● **TO BE DONE**:
Rewrite the material below, putting "magnifier-icon" in place of every "search-icon" and leaving everything else unchanged.

● **PROVIDED RECORDS**:
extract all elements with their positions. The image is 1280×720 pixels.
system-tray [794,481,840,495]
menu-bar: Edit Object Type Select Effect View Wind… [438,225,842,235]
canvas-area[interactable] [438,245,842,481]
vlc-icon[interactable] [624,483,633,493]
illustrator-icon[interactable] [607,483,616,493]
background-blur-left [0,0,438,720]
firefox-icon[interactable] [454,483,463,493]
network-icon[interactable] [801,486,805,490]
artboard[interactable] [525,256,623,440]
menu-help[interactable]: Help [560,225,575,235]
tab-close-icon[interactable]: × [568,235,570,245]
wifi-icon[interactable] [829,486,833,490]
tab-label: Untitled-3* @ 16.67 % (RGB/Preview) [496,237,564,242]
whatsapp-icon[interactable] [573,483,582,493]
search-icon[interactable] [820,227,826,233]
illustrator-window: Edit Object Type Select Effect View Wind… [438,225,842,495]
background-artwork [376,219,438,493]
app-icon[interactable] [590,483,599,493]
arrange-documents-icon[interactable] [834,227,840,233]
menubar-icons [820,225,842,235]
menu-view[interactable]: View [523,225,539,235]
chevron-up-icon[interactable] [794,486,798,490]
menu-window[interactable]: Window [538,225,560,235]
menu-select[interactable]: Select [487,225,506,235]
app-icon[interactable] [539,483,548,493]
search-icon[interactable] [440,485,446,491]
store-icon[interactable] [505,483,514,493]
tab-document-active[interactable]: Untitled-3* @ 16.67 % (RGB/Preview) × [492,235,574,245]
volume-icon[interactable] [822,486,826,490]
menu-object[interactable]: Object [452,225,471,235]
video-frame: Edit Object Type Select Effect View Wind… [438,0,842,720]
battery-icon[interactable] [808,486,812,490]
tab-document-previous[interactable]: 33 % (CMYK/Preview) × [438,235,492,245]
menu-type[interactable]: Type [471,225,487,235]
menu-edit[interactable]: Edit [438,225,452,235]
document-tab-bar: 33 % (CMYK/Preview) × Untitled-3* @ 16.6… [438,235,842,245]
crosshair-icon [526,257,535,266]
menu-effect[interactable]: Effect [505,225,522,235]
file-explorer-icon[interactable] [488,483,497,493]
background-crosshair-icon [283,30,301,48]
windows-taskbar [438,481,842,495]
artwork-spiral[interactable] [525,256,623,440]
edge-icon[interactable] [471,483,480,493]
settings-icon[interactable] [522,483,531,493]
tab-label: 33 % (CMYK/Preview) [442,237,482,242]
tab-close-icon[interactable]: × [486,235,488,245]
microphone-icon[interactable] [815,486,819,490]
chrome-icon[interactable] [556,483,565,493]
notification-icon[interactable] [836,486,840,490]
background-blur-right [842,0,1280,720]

● **RESPONSE TO THE EXERCISE**:
extract all elements with their positions. The image is 1280×720 pixels.
system-tray [794,481,840,495]
menu-bar: Edit Object Type Select Effect View Wind… [438,225,842,235]
canvas-area[interactable] [438,245,842,481]
vlc-icon[interactable] [624,483,633,493]
illustrator-icon[interactable] [607,483,616,493]
background-blur-left [0,0,438,720]
firefox-icon[interactable] [454,483,463,493]
network-icon[interactable] [801,486,805,490]
artboard[interactable] [525,256,623,440]
menu-help[interactable]: Help [560,225,575,235]
tab-close-icon[interactable]: × [568,235,570,245]
wifi-icon[interactable] [829,486,833,490]
tab-label: Untitled-3* @ 16.67 % (RGB/Preview) [496,237,564,242]
whatsapp-icon[interactable] [573,483,582,493]
magnifier-icon[interactable] [820,227,826,233]
illustrator-window: Edit Object Type Select Effect View Wind… [438,225,842,495]
background-artwork [376,219,438,493]
app-icon[interactable] [590,483,599,493]
arrange-documents-icon[interactable] [834,227,840,233]
menubar-icons [820,225,842,235]
menu-view[interactable]: View [523,225,539,235]
chevron-up-icon[interactable] [794,486,798,490]
menu-window[interactable]: Window [538,225,560,235]
menu-select[interactable]: Select [487,225,506,235]
app-icon[interactable] [539,483,548,493]
magnifier-icon[interactable] [440,485,446,491]
store-icon[interactable] [505,483,514,493]
tab-document-active[interactable]: Untitled-3* @ 16.67 % (RGB/Preview) × [492,235,574,245]
volume-icon[interactable] [822,486,826,490]
menu-object[interactable]: Object [452,225,471,235]
video-frame: Edit Object Type Select Effect View Wind… [438,0,842,720]
battery-icon[interactable] [808,486,812,490]
tab-document-previous[interactable]: 33 % (CMYK/Preview) × [438,235,492,245]
menu-type[interactable]: Type [471,225,487,235]
menu-edit[interactable]: Edit [438,225,452,235]
document-tab-bar: 33 % (CMYK/Preview) × Untitled-3* @ 16.6… [438,235,842,245]
crosshair-icon [526,257,535,266]
menu-effect[interactable]: Effect [505,225,522,235]
file-explorer-icon[interactable] [488,483,497,493]
background-crosshair-icon [283,30,301,48]
windows-taskbar [438,481,842,495]
artwork-spiral[interactable] [525,256,623,440]
edge-icon[interactable] [471,483,480,493]
settings-icon[interactable] [522,483,531,493]
tab-label: 33 % (CMYK/Preview) [442,237,482,242]
tab-close-icon[interactable]: × [486,235,488,245]
microphone-icon[interactable] [815,486,819,490]
chrome-icon[interactable] [556,483,565,493]
notification-icon[interactable] [836,486,840,490]
background-blur-right [842,0,1280,720]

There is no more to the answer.